Figure contents as structured data:

* begin *

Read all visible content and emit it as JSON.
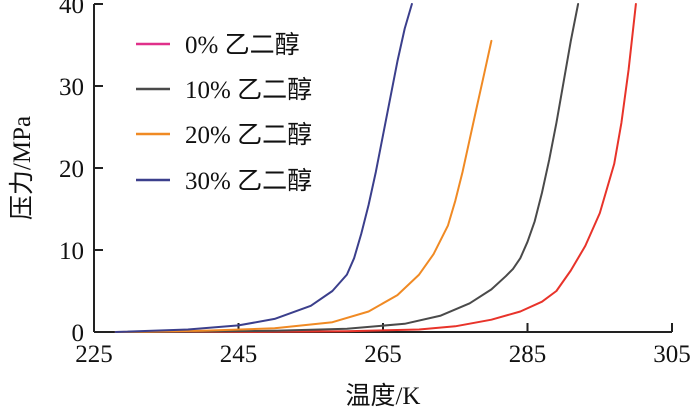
{
  "chart_data": {
    "type": "line",
    "title": "",
    "xlabel": "温度/K",
    "ylabel": "压力/MPa",
    "xlim": [
      225,
      305
    ],
    "ylim": [
      0,
      40
    ],
    "xticks": [
      225,
      245,
      265,
      285,
      305
    ],
    "yticks": [
      0,
      10,
      20,
      30,
      40
    ],
    "grid": false,
    "legend_position": "top-left",
    "series": [
      {
        "name": "0% 乙二醇",
        "color": "#e8332a",
        "x": [
          228,
          240,
          250,
          260,
          270,
          275,
          280,
          284,
          287,
          289,
          291,
          293,
          295,
          297,
          298,
          299,
          300
        ],
        "y": [
          0.0,
          0.0,
          0.03,
          0.1,
          0.3,
          0.7,
          1.5,
          2.5,
          3.7,
          5.0,
          7.5,
          10.5,
          14.5,
          20.5,
          25.5,
          32,
          40
        ]
      },
      {
        "name": "10% 乙二醇",
        "color": "#4a4a4a",
        "x": [
          228,
          240,
          250,
          260,
          268,
          273,
          277,
          280,
          282,
          283,
          284,
          285,
          286,
          287,
          288,
          289,
          290,
          291,
          292
        ],
        "y": [
          0.0,
          0.05,
          0.15,
          0.4,
          1.0,
          2.0,
          3.5,
          5.2,
          6.8,
          7.7,
          9.0,
          11,
          13.5,
          17,
          21,
          25.5,
          30.5,
          35.5,
          40
        ]
      },
      {
        "name": "20% 乙二醇",
        "color": "#f08a24",
        "x": [
          228,
          240,
          250,
          258,
          263,
          267,
          270,
          272,
          274,
          275,
          276,
          277,
          278,
          279,
          280
        ],
        "y": [
          0.0,
          0.15,
          0.45,
          1.2,
          2.5,
          4.5,
          7.0,
          9.5,
          13,
          16,
          19.5,
          23.5,
          27.5,
          31.5,
          35.5
        ]
      },
      {
        "name": "30% 乙二醇",
        "color": "#3b3f8c",
        "x": [
          228,
          238,
          245,
          250,
          255,
          258,
          260,
          261,
          262,
          263,
          264,
          265,
          266,
          267,
          268,
          269
        ],
        "y": [
          0.0,
          0.3,
          0.8,
          1.6,
          3.2,
          5.0,
          7.0,
          9.0,
          12,
          15.5,
          19.5,
          24,
          28.5,
          33,
          37,
          40
        ]
      }
    ]
  }
}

* end *

[Task statement]: Pull every line containing "color" out of the data above.

[Correct result]:
        "color": "#e8332a",
        "color": "#4a4a4a",
        "color": "#f08a24",
        "color": "#3b3f8c",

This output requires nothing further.